• _JOB_
Search the listing below for the string "value" and show each line that contains it.

• _DATA EXCERPTS_

□ □ □

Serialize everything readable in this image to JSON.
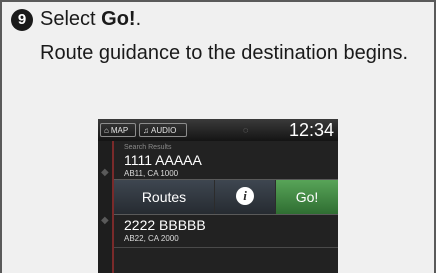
{
  "step": {
    "number": "9",
    "title_prefix": "Select ",
    "title_bold": "Go!",
    "title_suffix": ".",
    "description": "Route guidance to the destination begins."
  },
  "screen": {
    "status_bar": {
      "map_label": "MAP",
      "audio_label": "AUDIO",
      "time": "12:34"
    },
    "list_header": "Search Results",
    "results": [
      {
        "name": "1111 AAAAA",
        "address": "AB11, CA 1000"
      },
      {
        "name": "2222 BBBBB",
        "address": "AB22, CA 2000"
      }
    ],
    "actions": {
      "routes_label": "Routes",
      "go_label": "Go!"
    }
  }
}
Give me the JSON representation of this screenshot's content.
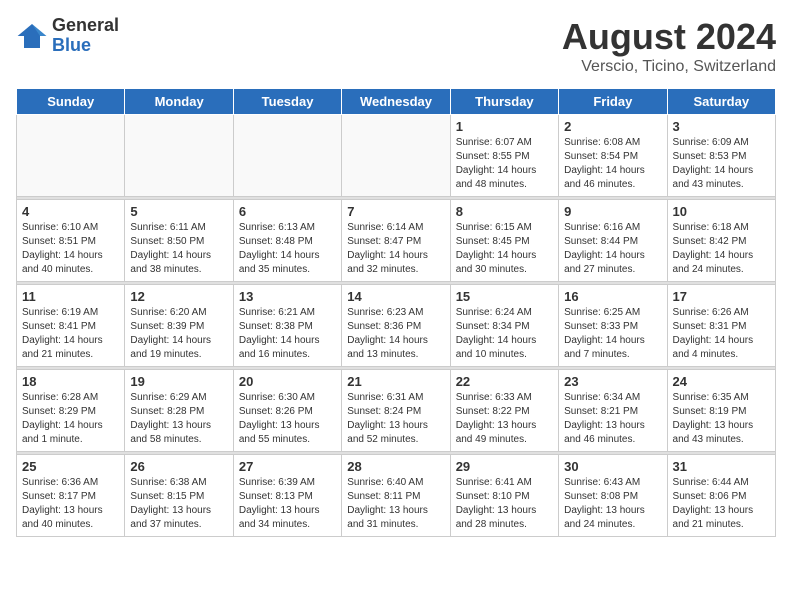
{
  "header": {
    "logo_general": "General",
    "logo_blue": "Blue",
    "title": "August 2024",
    "subtitle": "Verscio, Ticino, Switzerland"
  },
  "weekdays": [
    "Sunday",
    "Monday",
    "Tuesday",
    "Wednesday",
    "Thursday",
    "Friday",
    "Saturday"
  ],
  "weeks": [
    [
      {
        "day": "",
        "info": ""
      },
      {
        "day": "",
        "info": ""
      },
      {
        "day": "",
        "info": ""
      },
      {
        "day": "",
        "info": ""
      },
      {
        "day": "1",
        "info": "Sunrise: 6:07 AM\nSunset: 8:55 PM\nDaylight: 14 hours\nand 48 minutes."
      },
      {
        "day": "2",
        "info": "Sunrise: 6:08 AM\nSunset: 8:54 PM\nDaylight: 14 hours\nand 46 minutes."
      },
      {
        "day": "3",
        "info": "Sunrise: 6:09 AM\nSunset: 8:53 PM\nDaylight: 14 hours\nand 43 minutes."
      }
    ],
    [
      {
        "day": "4",
        "info": "Sunrise: 6:10 AM\nSunset: 8:51 PM\nDaylight: 14 hours\nand 40 minutes."
      },
      {
        "day": "5",
        "info": "Sunrise: 6:11 AM\nSunset: 8:50 PM\nDaylight: 14 hours\nand 38 minutes."
      },
      {
        "day": "6",
        "info": "Sunrise: 6:13 AM\nSunset: 8:48 PM\nDaylight: 14 hours\nand 35 minutes."
      },
      {
        "day": "7",
        "info": "Sunrise: 6:14 AM\nSunset: 8:47 PM\nDaylight: 14 hours\nand 32 minutes."
      },
      {
        "day": "8",
        "info": "Sunrise: 6:15 AM\nSunset: 8:45 PM\nDaylight: 14 hours\nand 30 minutes."
      },
      {
        "day": "9",
        "info": "Sunrise: 6:16 AM\nSunset: 8:44 PM\nDaylight: 14 hours\nand 27 minutes."
      },
      {
        "day": "10",
        "info": "Sunrise: 6:18 AM\nSunset: 8:42 PM\nDaylight: 14 hours\nand 24 minutes."
      }
    ],
    [
      {
        "day": "11",
        "info": "Sunrise: 6:19 AM\nSunset: 8:41 PM\nDaylight: 14 hours\nand 21 minutes."
      },
      {
        "day": "12",
        "info": "Sunrise: 6:20 AM\nSunset: 8:39 PM\nDaylight: 14 hours\nand 19 minutes."
      },
      {
        "day": "13",
        "info": "Sunrise: 6:21 AM\nSunset: 8:38 PM\nDaylight: 14 hours\nand 16 minutes."
      },
      {
        "day": "14",
        "info": "Sunrise: 6:23 AM\nSunset: 8:36 PM\nDaylight: 14 hours\nand 13 minutes."
      },
      {
        "day": "15",
        "info": "Sunrise: 6:24 AM\nSunset: 8:34 PM\nDaylight: 14 hours\nand 10 minutes."
      },
      {
        "day": "16",
        "info": "Sunrise: 6:25 AM\nSunset: 8:33 PM\nDaylight: 14 hours\nand 7 minutes."
      },
      {
        "day": "17",
        "info": "Sunrise: 6:26 AM\nSunset: 8:31 PM\nDaylight: 14 hours\nand 4 minutes."
      }
    ],
    [
      {
        "day": "18",
        "info": "Sunrise: 6:28 AM\nSunset: 8:29 PM\nDaylight: 14 hours\nand 1 minute."
      },
      {
        "day": "19",
        "info": "Sunrise: 6:29 AM\nSunset: 8:28 PM\nDaylight: 13 hours\nand 58 minutes."
      },
      {
        "day": "20",
        "info": "Sunrise: 6:30 AM\nSunset: 8:26 PM\nDaylight: 13 hours\nand 55 minutes."
      },
      {
        "day": "21",
        "info": "Sunrise: 6:31 AM\nSunset: 8:24 PM\nDaylight: 13 hours\nand 52 minutes."
      },
      {
        "day": "22",
        "info": "Sunrise: 6:33 AM\nSunset: 8:22 PM\nDaylight: 13 hours\nand 49 minutes."
      },
      {
        "day": "23",
        "info": "Sunrise: 6:34 AM\nSunset: 8:21 PM\nDaylight: 13 hours\nand 46 minutes."
      },
      {
        "day": "24",
        "info": "Sunrise: 6:35 AM\nSunset: 8:19 PM\nDaylight: 13 hours\nand 43 minutes."
      }
    ],
    [
      {
        "day": "25",
        "info": "Sunrise: 6:36 AM\nSunset: 8:17 PM\nDaylight: 13 hours\nand 40 minutes."
      },
      {
        "day": "26",
        "info": "Sunrise: 6:38 AM\nSunset: 8:15 PM\nDaylight: 13 hours\nand 37 minutes."
      },
      {
        "day": "27",
        "info": "Sunrise: 6:39 AM\nSunset: 8:13 PM\nDaylight: 13 hours\nand 34 minutes."
      },
      {
        "day": "28",
        "info": "Sunrise: 6:40 AM\nSunset: 8:11 PM\nDaylight: 13 hours\nand 31 minutes."
      },
      {
        "day": "29",
        "info": "Sunrise: 6:41 AM\nSunset: 8:10 PM\nDaylight: 13 hours\nand 28 minutes."
      },
      {
        "day": "30",
        "info": "Sunrise: 6:43 AM\nSunset: 8:08 PM\nDaylight: 13 hours\nand 24 minutes."
      },
      {
        "day": "31",
        "info": "Sunrise: 6:44 AM\nSunset: 8:06 PM\nDaylight: 13 hours\nand 21 minutes."
      }
    ]
  ]
}
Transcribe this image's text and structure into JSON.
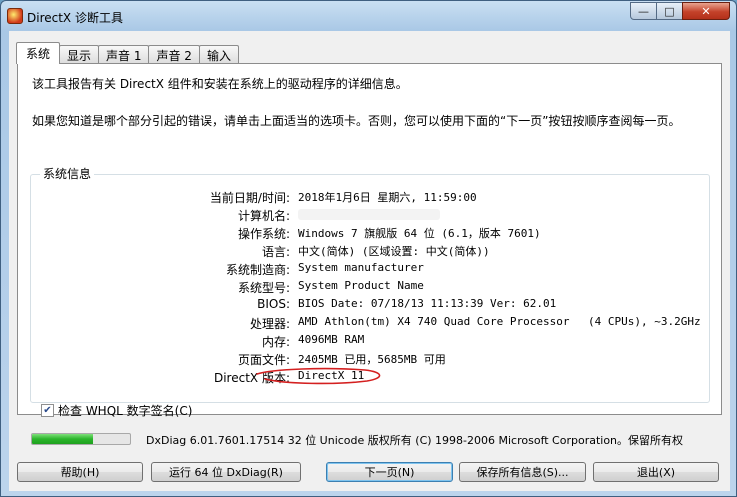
{
  "window": {
    "title": "DirectX 诊断工具",
    "min_label": "—",
    "max_label": "□",
    "close_label": "✕"
  },
  "tabs": [
    {
      "label": "系统",
      "active": true
    },
    {
      "label": "显示"
    },
    {
      "label": "声音 1"
    },
    {
      "label": "声音 2"
    },
    {
      "label": "输入"
    }
  ],
  "intro": {
    "line1": "该工具报告有关 DirectX 组件和安装在系统上的驱动程序的详细信息。",
    "line2": "如果您知道是哪个部分引起的错误，请单击上面适当的选项卡。否则，您可以使用下面的“下一页”按钮按顺序查阅每一页。"
  },
  "system_info": {
    "group_title": "系统信息",
    "rows": [
      {
        "label": "当前日期/时间:",
        "value": "2018年1月6日 星期六, 11:59:00"
      },
      {
        "label": "计算机名:",
        "value": ""
      },
      {
        "label": "操作系统:",
        "value": "Windows 7 旗舰版 64 位 (6.1，版本 7601)"
      },
      {
        "label": "语言:",
        "value": "中文(简体) (区域设置: 中文(简体))"
      },
      {
        "label": "系统制造商:",
        "value": "System manufacturer"
      },
      {
        "label": "系统型号:",
        "value": "System Product Name"
      },
      {
        "label": "BIOS:",
        "value": "BIOS Date: 07/18/13 11:13:39 Ver: 62.01"
      },
      {
        "label": "处理器:",
        "value": "AMD Athlon(tm) X4 740 Quad Core Processor",
        "extra": "(4 CPUs), ~3.2GHz"
      },
      {
        "label": "内存:",
        "value": "4096MB RAM"
      },
      {
        "label": "页面文件:",
        "value": "2405MB 已用，5685MB 可用"
      },
      {
        "label": "DirectX 版本:",
        "value": "DirectX 11"
      }
    ]
  },
  "whql": {
    "label": "检查 WHQL 数字签名(C)",
    "checked": true
  },
  "progress": {
    "percent": 62,
    "color": "#2bb52b"
  },
  "copyright": "DxDiag 6.01.7601.17514 32 位 Unicode 版权所有 (C) 1998-2006 Microsoft Corporation。保留所有权",
  "buttons": {
    "help": "帮助(H)",
    "run64": "运行 64 位 DxDiag(R)",
    "next": "下一页(N)",
    "save": "保存所有信息(S)...",
    "exit": "退出(X)"
  },
  "accent_colors": {
    "annotation_red": "#d42020",
    "titlebar": "#bcd4ec"
  }
}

□ □ □

• _EXERCISE ANSWER_
        "value": "2018年1月6日 星期六, 11:59:00"
        "value": ""
        "value": "Windows 7 旗舰版 64 位 (6.1，版本 7601)"
        "value": "中文(简体) (区域设置: 中文(简体))"
        "value": "System manufacturer"
        "value": "System Product Name"
        "value": "BIOS Date: 07/18/13 11:13:39 Ver: 62.01"
        "value": "AMD Athlon(tm) X4 740 Quad Core Processor",
        "value": "4096MB RAM"
        "value": "2405MB 已用，5685MB 可用"
        "value": "DirectX 11"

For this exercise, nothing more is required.